** Start Exercise materials **

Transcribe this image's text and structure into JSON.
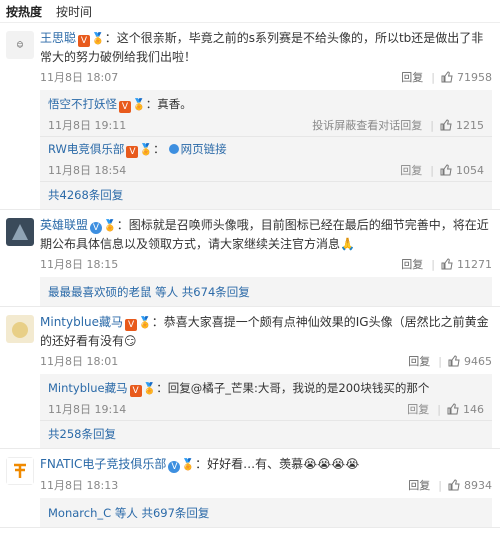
{
  "sort": {
    "hot": "按热度",
    "time": "按时间"
  },
  "comments": [
    {
      "user": "王思聪",
      "text": "：这个很亲斯，毕竟之前的s系列赛是不给头像的，所以tb还是做出了非常大的努力破例给我们出啦！",
      "time": "11月8日 18:07",
      "reply_label": "回复",
      "likes": "71958",
      "replies": [
        {
          "user": "悟空不打妖怪",
          "text": "：真香。",
          "time": "11月8日 19:11",
          "actions": [
            "投诉",
            "屏蔽",
            "查看对话",
            "回复"
          ],
          "likes": "1215"
        },
        {
          "user": "RW电竞俱乐部",
          "text": "网页链接",
          "time": "11月8日 18:54",
          "actions": [
            "回复"
          ],
          "likes": "1054"
        }
      ],
      "more": "共4268条回复"
    },
    {
      "user": "英雄联盟",
      "text": "：图标就是召唤师头像哦，目前图标已经在最后的细节完善中，将在近期公布具体信息以及领取方式，请大家继续关注官方消息",
      "time": "11月8日 18:15",
      "reply_label": "回复",
      "likes": "11271",
      "replies": [],
      "more": "最最最喜欢硕的老鼠 等人 共674条回复"
    },
    {
      "user": "Mintyblue藏马",
      "text": "：恭喜大家喜提一个颇有点神仙效果的IG头像（居然比之前黄金的还好看有没有",
      "time": "11月8日 18:01",
      "reply_label": "回复",
      "likes": "9465",
      "replies": [
        {
          "user": "Mintyblue藏马",
          "text": "：回复@橘子_芒果:大哥，我说的是200块钱买的那个",
          "time": "11月8日 19:14",
          "actions": [
            "回复"
          ],
          "likes": "146"
        }
      ],
      "more": "共258条回复"
    },
    {
      "user": "FNATIC电子竞技俱乐部",
      "text": "：好好看…有、羡慕",
      "time": "11月8日 18:13",
      "reply_label": "回复",
      "likes": "8934",
      "replies": [],
      "more": "Monarch_C 等人 共697条回复"
    }
  ],
  "colors": {
    "link": "#2b6aa8",
    "vip_badge": "#e85a1c",
    "verified_badge": "#3d8fe0"
  },
  "icons": {
    "like": "thumb-up-icon",
    "link": "link-icon"
  }
}
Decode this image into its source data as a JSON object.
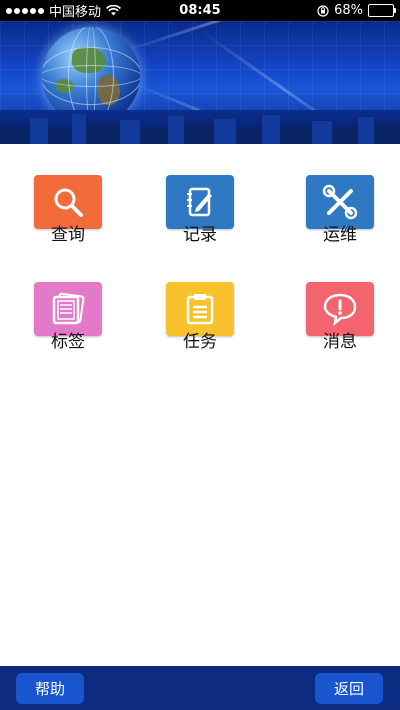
{
  "status_bar": {
    "carrier": "中国移动",
    "time": "08:45",
    "battery_percent": "68%",
    "battery_level": 0.68
  },
  "menu": {
    "items": [
      {
        "label": "查询",
        "icon": "search-icon",
        "color": "#f26b3a"
      },
      {
        "label": "记录",
        "icon": "notebook-icon",
        "color": "#2f78c4"
      },
      {
        "label": "运维",
        "icon": "tools-icon",
        "color": "#2f78c4"
      },
      {
        "label": "标签",
        "icon": "tag-card-icon",
        "color": "#e27ac8"
      },
      {
        "label": "任务",
        "icon": "clipboard-icon",
        "color": "#f7c22e"
      },
      {
        "label": "消息",
        "icon": "message-icon",
        "color": "#f2646e"
      }
    ]
  },
  "bottom_bar": {
    "help_label": "帮助",
    "back_label": "返回"
  }
}
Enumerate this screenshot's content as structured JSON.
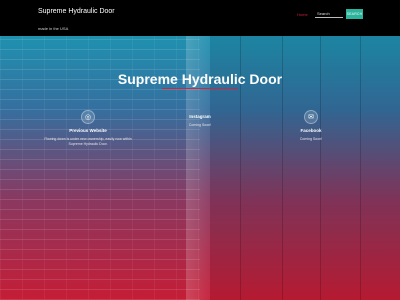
{
  "site": {
    "title": "Supreme Hydraulic Door",
    "tagline": "made in the USA"
  },
  "nav": {
    "home_label": "Home"
  },
  "search": {
    "placeholder": "Search",
    "button_label": "Search"
  },
  "hero": {
    "title": "Supreme Hydraulic Door"
  },
  "features": [
    {
      "icon": "globe-icon",
      "title": "Previous Website",
      "text": "Flowing down is under new ownership, easily now within Supreme Hydraulic Door."
    },
    {
      "icon": "instagram-icon",
      "title": "Instagram",
      "text": "Coming Soon!"
    },
    {
      "icon": "mail-icon",
      "title": "Facebook",
      "text": "Coming Soon!"
    }
  ],
  "colors": {
    "accent": "#c8203a",
    "button": "#2bb39b"
  }
}
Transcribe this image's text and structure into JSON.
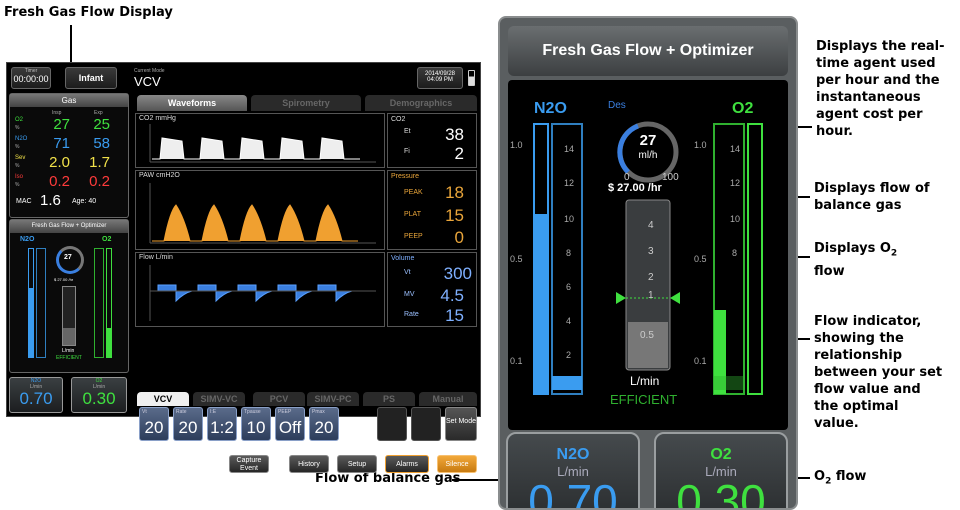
{
  "callouts": {
    "top_left": "Fresh Gas Flow Display",
    "agent_lines": [
      "Displays the real-",
      "time agent used",
      "per hour and the",
      "instantaneous",
      "agent cost per",
      "hour."
    ],
    "balance_lines": [
      "Displays flow of",
      "balance gas"
    ],
    "o2_flow_display_prefix": "Displays O",
    "o2_sub": "2",
    "o2_flow_display_suffix": "flow",
    "flow_indicator_lines": [
      "Flow indicator,",
      "showing the",
      "relationship",
      "between your set",
      "flow value and",
      "the optimal",
      "value."
    ],
    "o2_flow_prefix": "O",
    "o2_flow_sub": "2",
    "o2_flow_suffix": " flow",
    "balance_gas_flow": "Flow of balance gas"
  },
  "screen": {
    "timer_label": "Timer",
    "timer_value": "00:00:00",
    "patient_type": "Infant",
    "current_mode_label": "Current Mode",
    "current_mode": "VCV",
    "date": "2014/09/28",
    "time": "04:09 PM",
    "gas_header": "Gas",
    "gas_col_insp": "Insp",
    "gas_col_exp": "Exp",
    "gas_rows": [
      {
        "name": "O2",
        "unit": "%",
        "insp": "27",
        "exp": "25",
        "color": "#3fe03f"
      },
      {
        "name": "N2O",
        "unit": "%",
        "insp": "71",
        "exp": "58",
        "color": "#3a9cf0"
      },
      {
        "name": "Sev",
        "unit": "%",
        "insp": "2.0",
        "exp": "1.7",
        "color": "#f2e24a"
      },
      {
        "name": "Iso",
        "unit": "%",
        "insp": "0.2",
        "exp": "0.2",
        "color": "#ff3b3b"
      }
    ],
    "mac_label": "MAC",
    "mac_value": "1.6",
    "age": "Age: 40",
    "fgf_title": "Fresh Gas Flow + Optimizer",
    "fgf_n2o": "N2O",
    "fgf_o2": "O2",
    "fgf_agent_value": "27",
    "fgf_agent_cost": "$ 27.00 /hr",
    "fgf_lmin": "L/min",
    "fgf_efficient": "EFFICIENT",
    "flow_n2o_label": "N2O",
    "flow_o2_label": "O2",
    "flow_unit": "L/min",
    "flow_n2o_value": "0.70",
    "flow_o2_value": "0.30",
    "tabs": [
      "Waveforms",
      "Spirometry",
      "Demographics"
    ],
    "wave_titles": [
      "CO2 mmHg",
      "PAW cmH2O",
      "Flow L/min"
    ],
    "co2_label": "CO2",
    "et_label": "Et",
    "fi_label": "Fi",
    "et_value": "38",
    "fi_value": "2",
    "pressure_label": "Pressure",
    "peak_label": "PEAK",
    "plat_label": "PLAT",
    "peep_label": "PEEP",
    "peak_value": "18",
    "plat_value": "15",
    "peep_value": "0",
    "volume_label": "Volume",
    "vt_label": "Vt",
    "mv_label": "MV",
    "rate_label": "Rate",
    "vt_value": "300",
    "mv_value": "4.5",
    "rate_value": "15",
    "modes": [
      "VCV",
      "SIMV-VC",
      "PCV",
      "SIMV-PC",
      "PS",
      "Manual"
    ],
    "settings": [
      {
        "label": "Vt",
        "value": "20"
      },
      {
        "label": "Rate",
        "value": "20"
      },
      {
        "label": "I:E",
        "value": "1:2"
      },
      {
        "label": "Tpause",
        "value": "10"
      },
      {
        "label": "PEEP",
        "value": "Off"
      },
      {
        "label": "Pmax",
        "value": "20"
      }
    ],
    "set_mode": "Set Mode",
    "buttons": {
      "capture": "Capture Event",
      "history": "History",
      "setup": "Setup",
      "alarms": "Alarms",
      "silence": "Silence"
    }
  },
  "big": {
    "title": "Fresh Gas Flow + Optimizer",
    "n2o": "N2O",
    "o2": "O2",
    "agent": "Des",
    "agent_value": "27",
    "agent_unit": "ml/h",
    "dial_min": "0",
    "dial_max": "100",
    "cost": "$ 27.00 /hr",
    "scale_left": [
      "1.0",
      "0.5",
      "0.1"
    ],
    "scale_ticks": [
      "14",
      "12",
      "10",
      "8",
      "6",
      "4",
      "2"
    ],
    "opt_ticks": [
      "4",
      "3",
      "2",
      "1",
      "0.5"
    ],
    "lmin": "L/min",
    "efficient": "EFFICIENT",
    "flow_unit": "L/min",
    "n2o_flow": "0.70",
    "o2_flow": "0.30"
  }
}
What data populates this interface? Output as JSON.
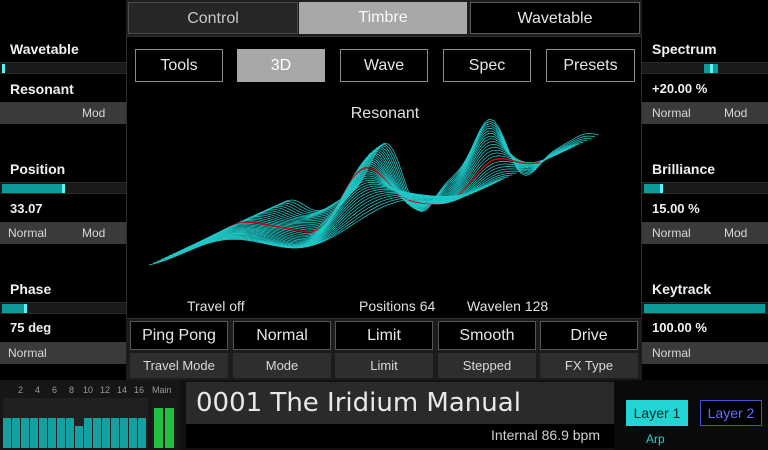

** End Exercise materials **

* [Exercise]:
Return each line where "Displays" shows up.

* [Reply to the task]:
      "Displays the real-",
      "Displays flow of",
    "o2_flow_display_prefix": "Displays O",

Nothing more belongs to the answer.